PROBLEM DETAILS: Without including any pictures, write out the listing below exactly.

Dataset entries:
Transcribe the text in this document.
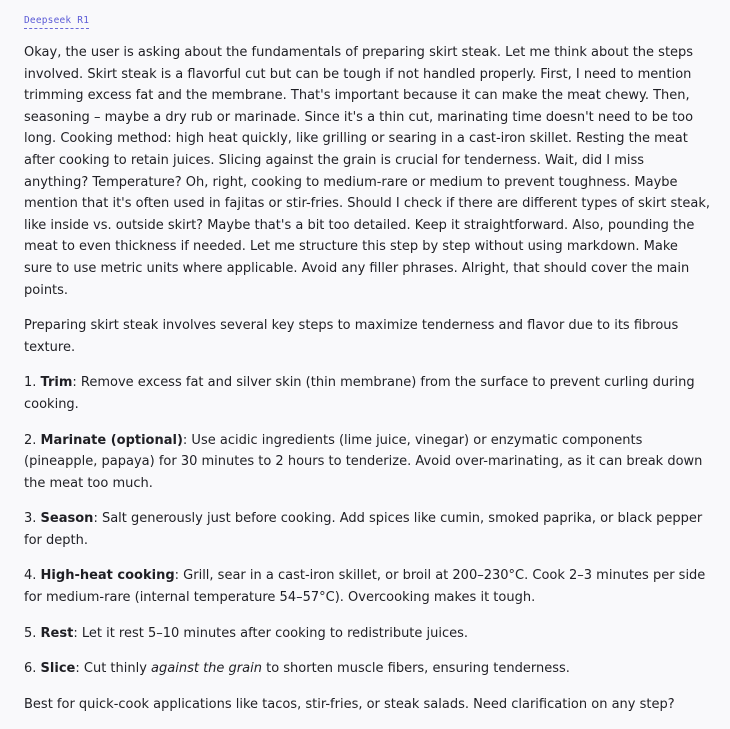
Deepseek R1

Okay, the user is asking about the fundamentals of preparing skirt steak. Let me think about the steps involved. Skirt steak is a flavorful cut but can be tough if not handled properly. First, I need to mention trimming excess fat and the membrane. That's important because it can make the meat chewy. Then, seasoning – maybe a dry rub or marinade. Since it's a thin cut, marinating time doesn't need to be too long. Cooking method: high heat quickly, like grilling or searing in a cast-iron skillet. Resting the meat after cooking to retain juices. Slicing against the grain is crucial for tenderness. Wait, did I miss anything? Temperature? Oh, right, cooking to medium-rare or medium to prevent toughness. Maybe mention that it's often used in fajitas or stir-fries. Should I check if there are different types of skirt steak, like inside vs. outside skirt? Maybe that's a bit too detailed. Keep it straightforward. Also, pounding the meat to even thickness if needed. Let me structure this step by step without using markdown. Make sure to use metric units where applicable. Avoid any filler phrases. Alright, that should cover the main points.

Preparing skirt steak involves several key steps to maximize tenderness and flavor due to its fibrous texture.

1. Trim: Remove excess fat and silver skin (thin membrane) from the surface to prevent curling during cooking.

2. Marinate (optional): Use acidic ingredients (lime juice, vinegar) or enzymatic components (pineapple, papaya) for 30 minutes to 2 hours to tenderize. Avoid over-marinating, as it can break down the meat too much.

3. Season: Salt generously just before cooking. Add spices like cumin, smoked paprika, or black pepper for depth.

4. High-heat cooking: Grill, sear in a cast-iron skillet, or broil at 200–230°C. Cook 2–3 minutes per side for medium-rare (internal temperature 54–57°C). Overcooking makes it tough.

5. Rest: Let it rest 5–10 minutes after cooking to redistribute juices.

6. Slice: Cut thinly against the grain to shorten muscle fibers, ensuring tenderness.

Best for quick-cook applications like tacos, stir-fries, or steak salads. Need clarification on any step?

RESPONSE TO THE TASK:
Transcribe the text in this document.
Deepseek R1

Okay, the user is asking about the fundamentals of preparing skirt steak. Let me think about the steps involved. Skirt steak is a flavorful cut but can be tough if not handled properly. First, I need to mention trimming excess fat and the membrane. That's important because it can make the meat chewy. Then, seasoning – maybe a dry rub or marinade. Since it's a thin cut, marinating time doesn't need to be too long. Cooking method: high heat quickly, like grilling or searing in a cast-iron skillet. Resting the meat after cooking to retain juices. Slicing against the grain is crucial for tenderness. Wait, did I miss anything? Temperature? Oh, right, cooking to medium-rare or medium to prevent toughness. Maybe mention that it's often used in fajitas or stir-fries. Should I check if there are different types of skirt steak, like inside vs. outside skirt? Maybe that's a bit too detailed. Keep it straightforward. Also, pounding the meat to even thickness if needed. Let me structure this step by step without using markdown. Make sure to use metric units where applicable. Avoid any filler phrases. Alright, that should cover the main points.

Preparing skirt steak involves several key steps to maximize tenderness and flavor due to its fibrous texture.

1. Trim: Remove excess fat and silver skin (thin membrane) from the surface to prevent curling during cooking.

2. Marinate (optional): Use acidic ingredients (lime juice, vinegar) or enzymatic components (pineapple, papaya) for 30 minutes to 2 hours to tenderize. Avoid over-marinating, as it can break down the meat too much.

3. Season: Salt generously just before cooking. Add spices like cumin, smoked paprika, or black pepper for depth.

4. High-heat cooking: Grill, sear in a cast-iron skillet, or broil at 200–230°C. Cook 2–3 minutes per side for medium-rare (internal temperature 54–57°C). Overcooking makes it tough.

5. Rest: Let it rest 5–10 minutes after cooking to redistribute juices.

6. Slice: Cut thinly against the grain to shorten muscle fibers, ensuring tenderness.

Best for quick-cook applications like tacos, stir-fries, or steak salads. Need clarification on any step?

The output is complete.